(Excerpted text)
###
Results 1 to 13 of 13

Thread: how brave those who transition are

  1. #1
    Aspiring Member
    Join Date
    Nov 2012
    Location
    Central FL
    Posts
    673

    how brave those who transition are

    So through the holidays I have been taking in everything around me friends, family, and just everything I do. I have become aware that I have for years been playing a part and I am looking at everything with new eyes and the admittance I am a woman inside. This mental change has made me very aware of who I would and will need to come out too. This is scary as hell. As the people I consider such good friends and I wonder what will become of us. It's crazy to realize that I have lived so many years trying to become part of the ggroup but even to this day I am still kinda on the outside. but...

    I now have to give credit to all those girls that transition and come out to everyone. WOW!! What a scary and crazy experience it must be for awhile!! You are so brave to take that step and I am now sitting at the edge of the cliff looking over and boy is it a long way down. I am sure this time of the year is tough for some and I hope that it gets better for those and to those like me, I hope we find the courage others have to be our strength!! Gosh the bravery yall have amazes me !!!


    Hugs

    Steph
    Professional thread killer.

  2. #2
    Platinum Member Beverley Sims's Avatar
    Join Date
    Nov 2011
    Location
    Lowestoft UK. Beverley was here.
    Posts
    30,955
    Steph, the road is going to be a little rough for a while, but when you get to the top of the hill it starts to smooth out.
    At least that is what they tell me.
    Here is a little push to get you started...
    Good luck...
    Work on your elegance,
    and beauty will follow.
###
(The request) Print the forum thread above word for word, from start to finish.
###
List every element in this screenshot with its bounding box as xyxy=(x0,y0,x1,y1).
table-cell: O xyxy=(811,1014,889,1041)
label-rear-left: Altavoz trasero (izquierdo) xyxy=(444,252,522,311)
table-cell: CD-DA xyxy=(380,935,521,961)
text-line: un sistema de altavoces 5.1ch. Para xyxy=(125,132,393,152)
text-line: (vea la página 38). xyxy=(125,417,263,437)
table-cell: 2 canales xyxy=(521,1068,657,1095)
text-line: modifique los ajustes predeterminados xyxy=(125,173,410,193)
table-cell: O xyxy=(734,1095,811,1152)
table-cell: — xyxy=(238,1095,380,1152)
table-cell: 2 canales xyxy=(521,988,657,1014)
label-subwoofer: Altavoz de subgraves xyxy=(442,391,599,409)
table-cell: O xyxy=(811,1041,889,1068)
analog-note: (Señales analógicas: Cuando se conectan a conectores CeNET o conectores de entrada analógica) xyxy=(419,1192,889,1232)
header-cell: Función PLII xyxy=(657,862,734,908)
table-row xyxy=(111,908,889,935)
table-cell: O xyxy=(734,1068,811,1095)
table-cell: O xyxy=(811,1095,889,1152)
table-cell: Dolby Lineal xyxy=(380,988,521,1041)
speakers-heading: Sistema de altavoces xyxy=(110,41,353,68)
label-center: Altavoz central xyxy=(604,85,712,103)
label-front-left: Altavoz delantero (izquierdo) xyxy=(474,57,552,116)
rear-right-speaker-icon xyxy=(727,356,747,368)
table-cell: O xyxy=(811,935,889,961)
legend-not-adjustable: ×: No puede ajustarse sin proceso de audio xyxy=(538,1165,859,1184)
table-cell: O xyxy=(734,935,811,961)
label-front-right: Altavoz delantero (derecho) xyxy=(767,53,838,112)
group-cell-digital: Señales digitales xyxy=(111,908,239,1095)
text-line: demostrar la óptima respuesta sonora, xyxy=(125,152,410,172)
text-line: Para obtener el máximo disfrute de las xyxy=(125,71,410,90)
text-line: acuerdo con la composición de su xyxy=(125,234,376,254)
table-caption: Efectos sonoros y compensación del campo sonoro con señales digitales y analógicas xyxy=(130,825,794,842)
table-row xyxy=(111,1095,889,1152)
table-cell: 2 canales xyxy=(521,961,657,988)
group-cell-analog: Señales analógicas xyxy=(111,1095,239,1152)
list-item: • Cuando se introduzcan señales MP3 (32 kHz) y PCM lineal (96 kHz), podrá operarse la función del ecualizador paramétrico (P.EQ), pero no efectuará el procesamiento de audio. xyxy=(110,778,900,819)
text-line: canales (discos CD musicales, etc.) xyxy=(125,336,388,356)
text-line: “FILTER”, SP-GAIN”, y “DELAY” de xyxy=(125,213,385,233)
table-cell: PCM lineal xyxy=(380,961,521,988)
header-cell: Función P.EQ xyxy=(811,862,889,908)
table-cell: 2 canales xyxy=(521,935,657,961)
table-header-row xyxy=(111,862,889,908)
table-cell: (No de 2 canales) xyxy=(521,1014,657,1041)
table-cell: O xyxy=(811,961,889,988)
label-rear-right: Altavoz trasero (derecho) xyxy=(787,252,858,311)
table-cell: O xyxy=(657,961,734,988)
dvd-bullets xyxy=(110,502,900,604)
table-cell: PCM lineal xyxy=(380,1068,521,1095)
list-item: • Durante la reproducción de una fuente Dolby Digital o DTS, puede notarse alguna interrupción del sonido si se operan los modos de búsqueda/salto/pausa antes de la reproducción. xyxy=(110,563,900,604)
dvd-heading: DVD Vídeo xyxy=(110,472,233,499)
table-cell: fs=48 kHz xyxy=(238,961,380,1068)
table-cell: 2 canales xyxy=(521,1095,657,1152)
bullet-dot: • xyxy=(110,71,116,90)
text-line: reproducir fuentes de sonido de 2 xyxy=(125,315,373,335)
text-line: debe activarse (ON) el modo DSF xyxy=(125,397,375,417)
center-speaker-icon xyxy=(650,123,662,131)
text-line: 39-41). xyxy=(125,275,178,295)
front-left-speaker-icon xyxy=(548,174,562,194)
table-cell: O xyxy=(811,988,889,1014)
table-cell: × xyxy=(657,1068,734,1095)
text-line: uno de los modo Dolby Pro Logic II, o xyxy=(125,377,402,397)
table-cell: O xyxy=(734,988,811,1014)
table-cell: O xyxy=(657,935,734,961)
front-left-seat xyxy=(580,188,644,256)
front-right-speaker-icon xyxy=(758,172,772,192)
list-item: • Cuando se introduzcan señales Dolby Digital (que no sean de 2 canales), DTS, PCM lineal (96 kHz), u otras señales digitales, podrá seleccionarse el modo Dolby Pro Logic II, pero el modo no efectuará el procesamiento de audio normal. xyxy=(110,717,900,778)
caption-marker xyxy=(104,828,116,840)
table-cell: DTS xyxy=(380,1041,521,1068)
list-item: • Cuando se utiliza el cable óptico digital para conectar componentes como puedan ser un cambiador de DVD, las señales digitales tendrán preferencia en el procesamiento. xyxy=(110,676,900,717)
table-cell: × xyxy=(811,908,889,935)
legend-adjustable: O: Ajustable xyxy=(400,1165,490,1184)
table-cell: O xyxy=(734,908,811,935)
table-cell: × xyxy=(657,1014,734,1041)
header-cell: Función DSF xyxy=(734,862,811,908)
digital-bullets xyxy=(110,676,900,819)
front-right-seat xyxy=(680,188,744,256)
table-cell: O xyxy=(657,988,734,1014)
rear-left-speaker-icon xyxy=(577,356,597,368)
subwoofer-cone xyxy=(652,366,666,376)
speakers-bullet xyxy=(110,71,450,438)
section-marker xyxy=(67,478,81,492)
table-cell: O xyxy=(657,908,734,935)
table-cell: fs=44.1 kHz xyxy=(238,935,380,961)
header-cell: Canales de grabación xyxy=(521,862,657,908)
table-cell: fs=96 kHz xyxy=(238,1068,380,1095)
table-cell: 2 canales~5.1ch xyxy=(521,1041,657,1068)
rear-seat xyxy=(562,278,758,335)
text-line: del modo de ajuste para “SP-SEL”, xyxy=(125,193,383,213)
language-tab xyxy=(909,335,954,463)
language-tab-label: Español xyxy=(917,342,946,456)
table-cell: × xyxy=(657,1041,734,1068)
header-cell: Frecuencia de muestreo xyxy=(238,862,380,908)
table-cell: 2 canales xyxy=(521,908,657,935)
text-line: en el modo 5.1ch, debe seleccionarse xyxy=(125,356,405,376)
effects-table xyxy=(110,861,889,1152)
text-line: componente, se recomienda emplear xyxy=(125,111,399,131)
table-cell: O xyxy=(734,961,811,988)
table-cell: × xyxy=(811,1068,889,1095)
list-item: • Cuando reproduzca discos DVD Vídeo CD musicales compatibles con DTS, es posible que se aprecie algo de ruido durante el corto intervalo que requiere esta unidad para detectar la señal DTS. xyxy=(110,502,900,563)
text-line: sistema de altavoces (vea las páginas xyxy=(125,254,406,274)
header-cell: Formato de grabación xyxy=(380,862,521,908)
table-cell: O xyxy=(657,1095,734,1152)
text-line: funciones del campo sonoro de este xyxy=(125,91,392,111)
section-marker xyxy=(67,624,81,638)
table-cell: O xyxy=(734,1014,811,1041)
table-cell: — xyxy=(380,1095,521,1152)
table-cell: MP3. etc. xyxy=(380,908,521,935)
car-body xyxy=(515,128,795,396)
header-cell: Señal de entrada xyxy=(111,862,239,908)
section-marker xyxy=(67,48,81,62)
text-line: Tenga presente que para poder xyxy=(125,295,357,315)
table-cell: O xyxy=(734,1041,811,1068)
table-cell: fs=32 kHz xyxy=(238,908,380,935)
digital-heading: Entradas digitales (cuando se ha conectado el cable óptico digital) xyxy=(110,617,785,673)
###
(Result of the task)
Results 1 to 13 of 13

Thread: how brave those who transition are

  1. #1
    Aspiring Member
    Join Date
    Nov 2012
    Location
    Central FL
    Posts
    673

    how brave those who transition are

    So through the holidays I have been taking in everything around me friends, family, and just everything I do. I have become aware that I have for years been playing a part and I am looking at everything with new eyes and the admittance I am a woman inside. This mental change has made me very aware of who I would and will need to come out too. This is scary as hell. As the people I consider such good friends and I wonder what will become of us. It's crazy to realize that I have lived so many years trying to become part of the ggroup but even to this day I am still kinda on the outside. but...

    I now have to give credit to all those girls that transition and come out to everyone. WOW!! What a scary and crazy experience it must be for awhile!! You are so brave to take that step and I am now sitting at the edge of the cliff looking over and boy is it a long way down. I am sure this time of the year is tough for some and I hope that it gets better for those and to those like me, I hope we find the courage others have to be our strength!! Gosh the bravery yall have amazes me !!!


    Hugs

    Steph
    Professional thread killer.

  2. #2
    Platinum Member Beverley Sims's Avatar
    Join Date
    Nov 2011
    Location
    Lowestoft UK. Beverley was here.
    Posts
    30,955
    Steph, the road is going to be a little rough for a while, but when you get to the top of the hill it starts to smooth out.
    At least that is what they tell me.
    Here is a little push to get you started...
    Good luck...
    Work on your elegance,
    and beauty will follow.